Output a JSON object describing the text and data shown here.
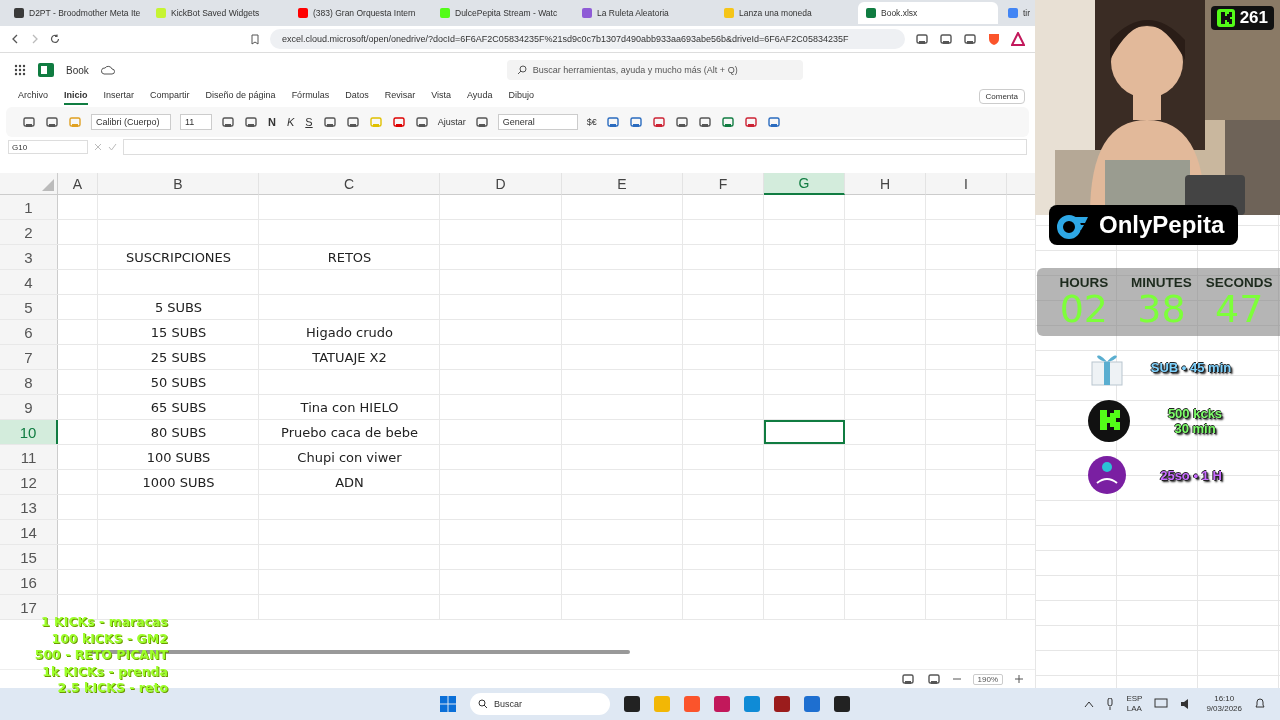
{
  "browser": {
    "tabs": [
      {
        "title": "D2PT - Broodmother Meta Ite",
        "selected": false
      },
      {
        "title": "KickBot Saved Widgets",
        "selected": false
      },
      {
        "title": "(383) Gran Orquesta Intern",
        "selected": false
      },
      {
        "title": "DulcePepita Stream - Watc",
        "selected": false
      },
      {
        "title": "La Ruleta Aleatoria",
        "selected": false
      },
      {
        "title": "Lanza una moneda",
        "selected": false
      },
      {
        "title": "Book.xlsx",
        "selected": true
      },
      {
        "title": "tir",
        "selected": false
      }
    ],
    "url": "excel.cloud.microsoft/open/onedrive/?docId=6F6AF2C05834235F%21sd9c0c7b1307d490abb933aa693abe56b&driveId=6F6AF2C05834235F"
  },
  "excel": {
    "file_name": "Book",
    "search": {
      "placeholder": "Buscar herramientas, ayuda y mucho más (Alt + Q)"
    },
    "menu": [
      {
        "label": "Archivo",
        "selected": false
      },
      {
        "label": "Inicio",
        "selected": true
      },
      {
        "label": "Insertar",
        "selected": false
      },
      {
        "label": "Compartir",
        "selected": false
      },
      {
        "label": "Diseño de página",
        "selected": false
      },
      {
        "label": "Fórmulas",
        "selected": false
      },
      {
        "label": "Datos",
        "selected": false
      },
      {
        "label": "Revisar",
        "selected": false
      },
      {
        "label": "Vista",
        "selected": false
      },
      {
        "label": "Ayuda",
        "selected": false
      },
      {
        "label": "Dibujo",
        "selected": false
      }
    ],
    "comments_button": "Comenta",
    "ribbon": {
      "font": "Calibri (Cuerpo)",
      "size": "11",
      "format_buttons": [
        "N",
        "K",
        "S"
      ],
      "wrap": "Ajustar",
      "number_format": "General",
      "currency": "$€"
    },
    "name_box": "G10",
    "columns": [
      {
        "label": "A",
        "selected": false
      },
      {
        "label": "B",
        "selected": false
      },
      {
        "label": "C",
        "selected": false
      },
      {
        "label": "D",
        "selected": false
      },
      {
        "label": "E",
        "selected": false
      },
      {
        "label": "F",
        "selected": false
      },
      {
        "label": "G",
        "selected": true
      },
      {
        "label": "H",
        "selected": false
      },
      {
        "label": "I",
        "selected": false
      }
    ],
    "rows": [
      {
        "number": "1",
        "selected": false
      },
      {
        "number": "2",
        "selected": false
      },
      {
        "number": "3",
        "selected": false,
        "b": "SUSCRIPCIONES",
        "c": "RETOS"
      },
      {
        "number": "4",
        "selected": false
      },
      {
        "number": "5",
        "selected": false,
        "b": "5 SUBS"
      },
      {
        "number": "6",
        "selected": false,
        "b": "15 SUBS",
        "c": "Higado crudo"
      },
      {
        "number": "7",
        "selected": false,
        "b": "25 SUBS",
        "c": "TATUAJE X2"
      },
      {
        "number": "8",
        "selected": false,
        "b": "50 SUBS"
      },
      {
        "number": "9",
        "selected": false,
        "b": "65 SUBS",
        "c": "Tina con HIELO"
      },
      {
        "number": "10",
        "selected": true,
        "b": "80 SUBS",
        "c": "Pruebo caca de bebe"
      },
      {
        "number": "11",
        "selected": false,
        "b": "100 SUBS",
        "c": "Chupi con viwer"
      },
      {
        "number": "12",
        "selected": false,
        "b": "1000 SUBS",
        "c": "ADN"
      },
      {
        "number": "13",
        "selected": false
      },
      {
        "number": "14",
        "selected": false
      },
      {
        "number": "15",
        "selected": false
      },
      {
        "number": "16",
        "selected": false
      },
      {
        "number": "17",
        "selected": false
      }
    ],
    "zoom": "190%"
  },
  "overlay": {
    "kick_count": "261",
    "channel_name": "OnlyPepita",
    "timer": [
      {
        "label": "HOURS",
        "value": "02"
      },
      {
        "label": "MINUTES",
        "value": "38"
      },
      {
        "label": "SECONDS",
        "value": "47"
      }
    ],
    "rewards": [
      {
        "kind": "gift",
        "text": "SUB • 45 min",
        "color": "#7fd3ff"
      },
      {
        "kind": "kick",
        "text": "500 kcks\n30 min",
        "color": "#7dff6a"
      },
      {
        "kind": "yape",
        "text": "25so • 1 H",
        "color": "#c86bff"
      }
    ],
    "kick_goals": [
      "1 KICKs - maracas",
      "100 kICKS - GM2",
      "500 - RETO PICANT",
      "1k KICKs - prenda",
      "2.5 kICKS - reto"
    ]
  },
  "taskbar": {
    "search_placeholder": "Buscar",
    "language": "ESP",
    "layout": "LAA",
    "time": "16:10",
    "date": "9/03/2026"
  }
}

***

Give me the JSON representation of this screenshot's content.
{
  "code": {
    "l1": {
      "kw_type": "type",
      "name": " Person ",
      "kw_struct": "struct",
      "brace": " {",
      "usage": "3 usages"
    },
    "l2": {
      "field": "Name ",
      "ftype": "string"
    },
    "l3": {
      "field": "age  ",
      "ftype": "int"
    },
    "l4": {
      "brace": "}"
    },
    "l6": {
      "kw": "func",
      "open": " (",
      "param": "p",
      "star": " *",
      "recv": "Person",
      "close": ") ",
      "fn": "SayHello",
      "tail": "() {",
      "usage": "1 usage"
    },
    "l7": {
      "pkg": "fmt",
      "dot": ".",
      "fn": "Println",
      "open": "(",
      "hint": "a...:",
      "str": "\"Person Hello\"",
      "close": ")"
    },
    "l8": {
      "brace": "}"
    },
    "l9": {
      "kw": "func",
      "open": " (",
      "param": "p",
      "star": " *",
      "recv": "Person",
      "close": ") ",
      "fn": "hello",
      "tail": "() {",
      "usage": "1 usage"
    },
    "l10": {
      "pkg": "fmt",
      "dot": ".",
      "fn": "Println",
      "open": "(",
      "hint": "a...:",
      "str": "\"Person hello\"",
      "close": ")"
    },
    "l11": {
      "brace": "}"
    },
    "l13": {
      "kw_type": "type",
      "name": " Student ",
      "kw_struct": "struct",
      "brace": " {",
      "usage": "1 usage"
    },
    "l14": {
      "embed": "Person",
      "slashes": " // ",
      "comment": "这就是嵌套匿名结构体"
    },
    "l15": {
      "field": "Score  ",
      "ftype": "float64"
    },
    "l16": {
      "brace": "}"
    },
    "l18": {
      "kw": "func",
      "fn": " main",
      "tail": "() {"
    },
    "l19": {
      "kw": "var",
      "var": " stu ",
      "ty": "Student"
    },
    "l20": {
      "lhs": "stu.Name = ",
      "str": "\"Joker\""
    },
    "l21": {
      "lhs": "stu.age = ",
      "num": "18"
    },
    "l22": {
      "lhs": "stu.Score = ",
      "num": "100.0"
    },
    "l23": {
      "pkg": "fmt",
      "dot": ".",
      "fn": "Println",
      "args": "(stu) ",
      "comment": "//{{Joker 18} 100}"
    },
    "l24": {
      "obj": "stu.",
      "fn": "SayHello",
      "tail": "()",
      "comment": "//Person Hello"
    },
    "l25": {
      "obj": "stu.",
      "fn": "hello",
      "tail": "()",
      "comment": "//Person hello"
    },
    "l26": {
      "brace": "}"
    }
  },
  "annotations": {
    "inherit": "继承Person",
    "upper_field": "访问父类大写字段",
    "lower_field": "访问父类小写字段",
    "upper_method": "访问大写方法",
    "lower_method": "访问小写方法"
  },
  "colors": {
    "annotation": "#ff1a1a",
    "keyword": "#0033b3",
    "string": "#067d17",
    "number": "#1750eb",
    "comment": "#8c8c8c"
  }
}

***

→ **TASK DESCRIPTION**: Take each line containing the string "ftype" and copy it out.

→ **WRITTEN ANSWER**:
      "ftype": "string"
      "ftype": "int"
      "ftype": "float64"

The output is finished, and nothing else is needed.